--- JOB ---
Using the entries that follow, state how many lines contain the word "两灯均正常发光时". The response is that number and nothing more.

--- Stored items from a collection ---
:::::

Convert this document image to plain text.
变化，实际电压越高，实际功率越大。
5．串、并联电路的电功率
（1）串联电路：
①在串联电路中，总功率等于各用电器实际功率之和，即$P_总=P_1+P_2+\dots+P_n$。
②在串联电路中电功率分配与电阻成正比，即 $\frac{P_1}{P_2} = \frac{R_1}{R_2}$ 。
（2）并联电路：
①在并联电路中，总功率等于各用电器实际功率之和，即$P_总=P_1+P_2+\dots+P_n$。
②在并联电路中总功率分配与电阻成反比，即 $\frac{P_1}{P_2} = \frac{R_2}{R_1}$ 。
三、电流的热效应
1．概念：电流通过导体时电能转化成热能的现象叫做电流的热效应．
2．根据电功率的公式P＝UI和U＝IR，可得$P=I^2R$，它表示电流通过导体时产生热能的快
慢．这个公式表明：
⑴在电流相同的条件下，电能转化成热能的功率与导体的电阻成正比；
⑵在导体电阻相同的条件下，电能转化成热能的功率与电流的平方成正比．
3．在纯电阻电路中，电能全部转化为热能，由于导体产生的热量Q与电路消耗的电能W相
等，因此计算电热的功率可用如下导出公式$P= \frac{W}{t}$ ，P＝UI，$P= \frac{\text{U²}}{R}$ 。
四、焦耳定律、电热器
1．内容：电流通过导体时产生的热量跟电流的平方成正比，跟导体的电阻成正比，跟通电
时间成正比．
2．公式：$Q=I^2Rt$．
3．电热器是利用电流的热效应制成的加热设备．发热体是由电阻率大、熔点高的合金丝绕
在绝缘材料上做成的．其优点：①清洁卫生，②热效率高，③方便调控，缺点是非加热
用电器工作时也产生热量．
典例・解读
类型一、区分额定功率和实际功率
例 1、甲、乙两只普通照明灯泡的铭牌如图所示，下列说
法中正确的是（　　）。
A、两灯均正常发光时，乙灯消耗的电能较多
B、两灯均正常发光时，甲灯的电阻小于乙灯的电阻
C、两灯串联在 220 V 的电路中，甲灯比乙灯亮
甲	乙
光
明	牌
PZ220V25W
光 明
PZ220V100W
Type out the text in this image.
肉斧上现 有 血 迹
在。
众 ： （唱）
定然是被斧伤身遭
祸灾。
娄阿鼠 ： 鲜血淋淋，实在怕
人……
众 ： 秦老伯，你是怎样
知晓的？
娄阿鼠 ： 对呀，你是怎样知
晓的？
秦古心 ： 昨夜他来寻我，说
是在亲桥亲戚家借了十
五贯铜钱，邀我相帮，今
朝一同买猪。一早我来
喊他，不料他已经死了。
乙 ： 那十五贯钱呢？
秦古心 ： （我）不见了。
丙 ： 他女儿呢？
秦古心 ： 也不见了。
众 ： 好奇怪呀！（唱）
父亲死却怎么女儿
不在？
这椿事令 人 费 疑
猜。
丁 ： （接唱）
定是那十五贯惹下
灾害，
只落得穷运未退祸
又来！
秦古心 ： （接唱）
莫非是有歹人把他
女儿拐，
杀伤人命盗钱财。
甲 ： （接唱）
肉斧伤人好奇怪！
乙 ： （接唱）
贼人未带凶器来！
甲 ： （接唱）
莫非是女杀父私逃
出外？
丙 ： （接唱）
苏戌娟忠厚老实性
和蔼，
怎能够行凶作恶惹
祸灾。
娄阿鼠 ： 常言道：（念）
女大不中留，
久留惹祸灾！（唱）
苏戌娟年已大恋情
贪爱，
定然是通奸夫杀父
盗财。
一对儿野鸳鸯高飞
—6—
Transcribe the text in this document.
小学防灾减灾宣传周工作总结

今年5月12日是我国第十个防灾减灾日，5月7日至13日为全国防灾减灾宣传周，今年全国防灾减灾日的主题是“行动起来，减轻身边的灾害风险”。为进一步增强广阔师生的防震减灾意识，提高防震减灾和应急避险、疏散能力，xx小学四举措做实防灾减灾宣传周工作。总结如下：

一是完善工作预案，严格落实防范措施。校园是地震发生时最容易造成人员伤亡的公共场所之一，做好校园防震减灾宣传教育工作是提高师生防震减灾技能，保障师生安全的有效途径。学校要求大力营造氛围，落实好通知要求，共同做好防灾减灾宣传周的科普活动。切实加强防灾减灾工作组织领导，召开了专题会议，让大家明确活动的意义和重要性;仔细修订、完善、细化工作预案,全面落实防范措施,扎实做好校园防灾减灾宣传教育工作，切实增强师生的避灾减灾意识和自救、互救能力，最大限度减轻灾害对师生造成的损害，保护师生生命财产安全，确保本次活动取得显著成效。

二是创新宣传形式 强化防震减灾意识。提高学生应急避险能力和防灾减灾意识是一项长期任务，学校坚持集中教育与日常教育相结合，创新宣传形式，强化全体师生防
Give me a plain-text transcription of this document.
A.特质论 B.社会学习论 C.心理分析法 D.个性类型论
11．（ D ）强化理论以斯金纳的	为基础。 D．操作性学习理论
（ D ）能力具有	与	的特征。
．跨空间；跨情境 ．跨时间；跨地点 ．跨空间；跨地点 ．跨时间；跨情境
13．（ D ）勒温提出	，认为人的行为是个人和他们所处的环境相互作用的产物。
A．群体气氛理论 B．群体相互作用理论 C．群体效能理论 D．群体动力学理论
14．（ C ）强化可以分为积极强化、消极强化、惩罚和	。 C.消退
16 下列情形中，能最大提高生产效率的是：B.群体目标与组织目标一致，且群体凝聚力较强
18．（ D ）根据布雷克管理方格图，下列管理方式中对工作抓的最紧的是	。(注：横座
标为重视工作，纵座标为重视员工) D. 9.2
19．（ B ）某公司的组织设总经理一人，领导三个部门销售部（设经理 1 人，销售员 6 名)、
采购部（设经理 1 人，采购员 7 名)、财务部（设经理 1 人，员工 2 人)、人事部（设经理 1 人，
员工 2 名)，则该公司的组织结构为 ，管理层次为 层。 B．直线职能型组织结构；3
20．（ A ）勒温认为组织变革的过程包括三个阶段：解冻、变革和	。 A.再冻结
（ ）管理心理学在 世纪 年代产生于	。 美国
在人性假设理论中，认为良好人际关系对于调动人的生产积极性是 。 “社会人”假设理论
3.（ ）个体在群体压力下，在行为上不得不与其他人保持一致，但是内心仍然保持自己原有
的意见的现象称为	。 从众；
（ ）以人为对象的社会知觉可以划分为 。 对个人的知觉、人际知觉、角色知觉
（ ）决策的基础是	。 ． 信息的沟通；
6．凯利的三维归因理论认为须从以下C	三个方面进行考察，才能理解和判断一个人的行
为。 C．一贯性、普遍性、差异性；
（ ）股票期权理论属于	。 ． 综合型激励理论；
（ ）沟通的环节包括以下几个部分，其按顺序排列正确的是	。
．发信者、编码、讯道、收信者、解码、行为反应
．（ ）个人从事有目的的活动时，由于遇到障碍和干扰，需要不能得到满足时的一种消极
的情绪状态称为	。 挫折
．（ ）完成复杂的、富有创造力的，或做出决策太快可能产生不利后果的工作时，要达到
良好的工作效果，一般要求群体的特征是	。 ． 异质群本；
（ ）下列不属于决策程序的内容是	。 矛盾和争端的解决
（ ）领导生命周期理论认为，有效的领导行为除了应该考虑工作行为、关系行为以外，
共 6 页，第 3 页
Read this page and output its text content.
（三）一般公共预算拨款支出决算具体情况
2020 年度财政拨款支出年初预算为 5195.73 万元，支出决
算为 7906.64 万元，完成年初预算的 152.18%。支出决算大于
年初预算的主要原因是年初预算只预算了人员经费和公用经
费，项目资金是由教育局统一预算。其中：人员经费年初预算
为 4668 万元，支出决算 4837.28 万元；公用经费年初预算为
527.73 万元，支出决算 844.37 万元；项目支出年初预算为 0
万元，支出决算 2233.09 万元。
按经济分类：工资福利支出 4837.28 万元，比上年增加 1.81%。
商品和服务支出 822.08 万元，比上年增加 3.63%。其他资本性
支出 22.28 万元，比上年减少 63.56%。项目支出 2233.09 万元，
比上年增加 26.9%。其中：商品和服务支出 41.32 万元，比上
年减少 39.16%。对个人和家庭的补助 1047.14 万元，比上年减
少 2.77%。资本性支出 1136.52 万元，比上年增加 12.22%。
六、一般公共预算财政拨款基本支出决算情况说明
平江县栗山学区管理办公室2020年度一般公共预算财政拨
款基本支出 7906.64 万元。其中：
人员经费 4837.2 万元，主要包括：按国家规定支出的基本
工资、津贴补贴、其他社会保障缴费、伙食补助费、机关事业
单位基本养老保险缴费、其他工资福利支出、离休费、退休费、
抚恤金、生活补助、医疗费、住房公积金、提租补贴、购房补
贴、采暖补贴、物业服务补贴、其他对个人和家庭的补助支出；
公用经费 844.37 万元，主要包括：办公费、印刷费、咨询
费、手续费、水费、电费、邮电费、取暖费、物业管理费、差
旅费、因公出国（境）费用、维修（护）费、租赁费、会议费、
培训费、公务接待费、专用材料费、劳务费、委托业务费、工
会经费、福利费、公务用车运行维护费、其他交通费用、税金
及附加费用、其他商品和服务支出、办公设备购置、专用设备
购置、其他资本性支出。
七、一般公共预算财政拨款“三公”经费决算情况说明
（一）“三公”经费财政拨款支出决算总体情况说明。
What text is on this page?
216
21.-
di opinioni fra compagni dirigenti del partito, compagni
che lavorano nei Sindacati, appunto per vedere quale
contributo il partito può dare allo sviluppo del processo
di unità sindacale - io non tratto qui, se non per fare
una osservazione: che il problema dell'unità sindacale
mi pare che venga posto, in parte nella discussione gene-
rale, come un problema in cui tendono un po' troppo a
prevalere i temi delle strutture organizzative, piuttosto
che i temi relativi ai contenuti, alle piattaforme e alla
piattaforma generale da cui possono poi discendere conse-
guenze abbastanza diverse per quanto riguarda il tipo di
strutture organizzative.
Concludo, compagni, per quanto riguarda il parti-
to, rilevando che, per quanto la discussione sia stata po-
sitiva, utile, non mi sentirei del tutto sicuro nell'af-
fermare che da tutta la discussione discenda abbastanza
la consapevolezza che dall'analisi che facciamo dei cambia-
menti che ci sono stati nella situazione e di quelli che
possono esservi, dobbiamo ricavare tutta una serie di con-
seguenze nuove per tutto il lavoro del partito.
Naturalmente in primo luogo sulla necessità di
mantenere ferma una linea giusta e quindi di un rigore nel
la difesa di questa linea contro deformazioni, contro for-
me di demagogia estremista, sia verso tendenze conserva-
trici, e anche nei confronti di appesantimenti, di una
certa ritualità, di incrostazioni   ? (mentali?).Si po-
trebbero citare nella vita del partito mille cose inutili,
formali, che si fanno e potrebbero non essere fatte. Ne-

:::::

--- SOLVED PROBLEM ---
2